start

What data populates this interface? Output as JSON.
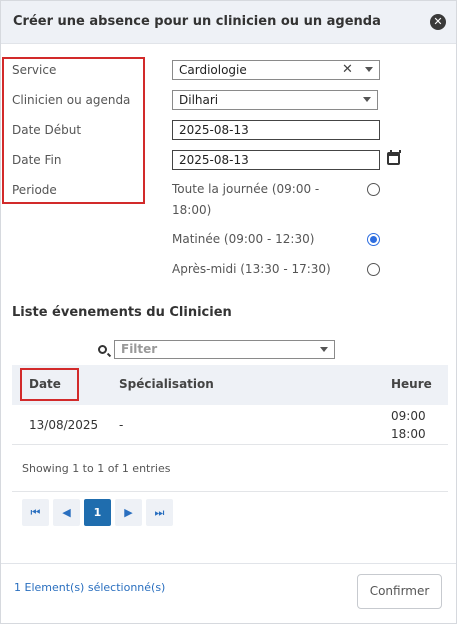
{
  "dialog": {
    "title": "Créer une absence pour un clinicien ou un agenda",
    "close_icon": "close-icon"
  },
  "form": {
    "service_label": "Service",
    "service_value": "Cardiologie",
    "clinicien_label": "Clinicien ou agenda",
    "clinicien_value": "Dilhari",
    "date_debut_label": "Date Début",
    "date_debut_value": "2025-08-13",
    "date_fin_label": "Date Fin",
    "date_fin_value": "2025-08-13",
    "periode_label": "Periode",
    "periode_options": [
      {
        "line1": "Toute la journée (09:00 -",
        "line2": "18:00)",
        "selected": false
      },
      {
        "line1": "Matinée (09:00 - 12:30)",
        "selected": true
      },
      {
        "line1": "Après-midi (13:30 - 17:30)",
        "selected": false
      }
    ]
  },
  "events": {
    "title": "Liste évenements du Clinicien",
    "filter_placeholder": "Filter",
    "columns": [
      "Date",
      "Spécialisation",
      "Heure"
    ],
    "rows": [
      {
        "date": "13/08/2025",
        "specialisation": "-",
        "heure_start": "09:00",
        "heure_end": "18:00"
      }
    ],
    "showing": "Showing 1 to 1 of 1 entries",
    "pagination": {
      "first": "⏮",
      "prev": "◀",
      "current": "1",
      "next": "▶",
      "last": "⏭"
    }
  },
  "footer": {
    "selected_count": "1 Element(s) sélectionné(s)",
    "confirm_label": "Confirmer"
  },
  "colors": {
    "highlight_red": "#d22a2a",
    "accent_blue": "#1f6dae",
    "header_bg": "#eef1f6"
  }
}
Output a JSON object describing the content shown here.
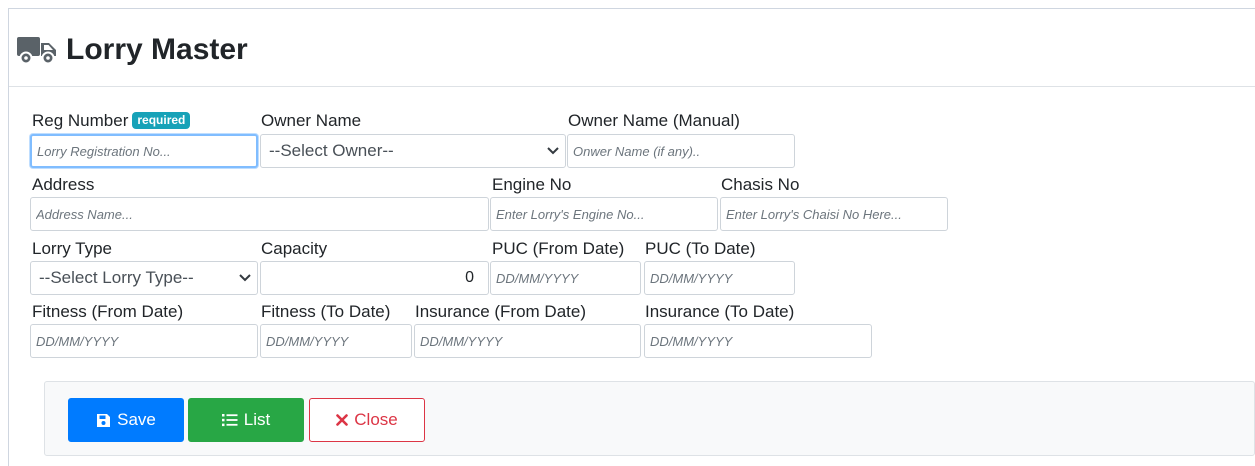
{
  "page": {
    "title": "Lorry Master",
    "title_icon": "truck-icon"
  },
  "form": {
    "reg_number": {
      "label": "Reg Number",
      "badge": "required",
      "placeholder": "Lorry Registration No..."
    },
    "owner_name": {
      "label": "Owner Name",
      "selected": "--Select Owner--"
    },
    "owner_name_manual": {
      "label": "Owner Name (Manual)",
      "placeholder": "Onwer Name (if any).."
    },
    "address": {
      "label": "Address",
      "placeholder": "Address Name..."
    },
    "engine_no": {
      "label": "Engine No",
      "placeholder": "Enter Lorry's Engine No..."
    },
    "chasis_no": {
      "label": "Chasis No",
      "placeholder": "Enter Lorry's Chaisi No Here..."
    },
    "lorry_type": {
      "label": "Lorry Type",
      "selected": "--Select Lorry Type--"
    },
    "capacity": {
      "label": "Capacity",
      "value": "0"
    },
    "puc_from": {
      "label": "PUC (From Date)",
      "placeholder": "DD/MM/YYYY"
    },
    "puc_to": {
      "label": "PUC (To Date)",
      "placeholder": "DD/MM/YYYY"
    },
    "fitness_from": {
      "label": "Fitness (From Date)",
      "placeholder": "DD/MM/YYYY"
    },
    "fitness_to": {
      "label": "Fitness (To Date)",
      "placeholder": "DD/MM/YYYY"
    },
    "insurance_from": {
      "label": "Insurance (From Date)",
      "placeholder": "DD/MM/YYYY"
    },
    "insurance_to": {
      "label": "Insurance (To Date)",
      "placeholder": "DD/MM/YYYY"
    }
  },
  "actions": {
    "save": {
      "label": "Save",
      "icon": "floppy-disk-icon",
      "color": "#007bff"
    },
    "list": {
      "label": "List",
      "icon": "list-icon",
      "color": "#28a745"
    },
    "close": {
      "label": "Close",
      "icon": "x-icon",
      "color": "#dc3545"
    }
  },
  "colors": {
    "badge": "#17a2b8",
    "focus_border": "#80bdff",
    "footer_bg": "#f8f9fa"
  }
}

end

[The request]
Copy the entries exactly. Leave out the images.

[Exercise output]
What data populates this interface? Output as JSON.
{
  "dialog": {
    "title": "Créer une absence pour un clinicien ou un agenda",
    "close_icon": "close-icon"
  },
  "form": {
    "service_label": "Service",
    "service_value": "Cardiologie",
    "clinicien_label": "Clinicien ou agenda",
    "clinicien_value": "Dilhari",
    "date_debut_label": "Date Début",
    "date_debut_value": "2025-08-13",
    "date_fin_label": "Date Fin",
    "date_fin_value": "2025-08-13",
    "periode_label": "Periode",
    "periode_options": [
      {
        "line1": "Toute la journée (09:00 -",
        "line2": "18:00)",
        "selected": false
      },
      {
        "line1": "Matinée (09:00 - 12:30)",
        "selected": true
      },
      {
        "line1": "Après-midi (13:30 - 17:30)",
        "selected": false
      }
    ]
  },
  "events": {
    "title": "Liste évenements du Clinicien",
    "filter_placeholder": "Filter",
    "columns": [
      "Date",
      "Spécialisation",
      "Heure"
    ],
    "rows": [
      {
        "date": "13/08/2025",
        "specialisation": "-",
        "heure_start": "09:00",
        "heure_end": "18:00"
      }
    ],
    "showing": "Showing 1 to 1 of 1 entries",
    "pagination": {
      "first": "⏮",
      "prev": "◀",
      "current": "1",
      "next": "▶",
      "last": "⏭"
    }
  },
  "footer": {
    "selected_count": "1 Element(s) sélectionné(s)",
    "confirm_label": "Confirmer"
  },
  "colors": {
    "highlight_red": "#d22a2a",
    "accent_blue": "#1f6dae",
    "header_bg": "#eef1f6"
  }
}
Output a JSON object describing the content shown here.
{
  "page": {
    "title": "Lorry Master",
    "title_icon": "truck-icon"
  },
  "form": {
    "reg_number": {
      "label": "Reg Number",
      "badge": "required",
      "placeholder": "Lorry Registration No..."
    },
    "owner_name": {
      "label": "Owner Name",
      "selected": "--Select Owner--"
    },
    "owner_name_manual": {
      "label": "Owner Name (Manual)",
      "placeholder": "Onwer Name (if any).."
    },
    "address": {
      "label": "Address",
      "placeholder": "Address Name..."
    },
    "engine_no": {
      "label": "Engine No",
      "placeholder": "Enter Lorry's Engine No..."
    },
    "chasis_no": {
      "label": "Chasis No",
      "placeholder": "Enter Lorry's Chaisi No Here..."
    },
    "lorry_type": {
      "label": "Lorry Type",
      "selected": "--Select Lorry Type--"
    },
    "capacity": {
      "label": "Capacity",
      "value": "0"
    },
    "puc_from": {
      "label": "PUC (From Date)",
      "placeholder": "DD/MM/YYYY"
    },
    "puc_to": {
      "label": "PUC (To Date)",
      "placeholder": "DD/MM/YYYY"
    },
    "fitness_from": {
      "label": "Fitness (From Date)",
      "placeholder": "DD/MM/YYYY"
    },
    "fitness_to": {
      "label": "Fitness (To Date)",
      "placeholder": "DD/MM/YYYY"
    },
    "insurance_from": {
      "label": "Insurance (From Date)",
      "placeholder": "DD/MM/YYYY"
    },
    "insurance_to": {
      "label": "Insurance (To Date)",
      "placeholder": "DD/MM/YYYY"
    }
  },
  "actions": {
    "save": {
      "label": "Save",
      "icon": "floppy-disk-icon",
      "color": "#007bff"
    },
    "list": {
      "label": "List",
      "icon": "list-icon",
      "color": "#28a745"
    },
    "close": {
      "label": "Close",
      "icon": "x-icon",
      "color": "#dc3545"
    }
  },
  "colors": {
    "badge": "#17a2b8",
    "focus_border": "#80bdff",
    "footer_bg": "#f8f9fa"
  }
}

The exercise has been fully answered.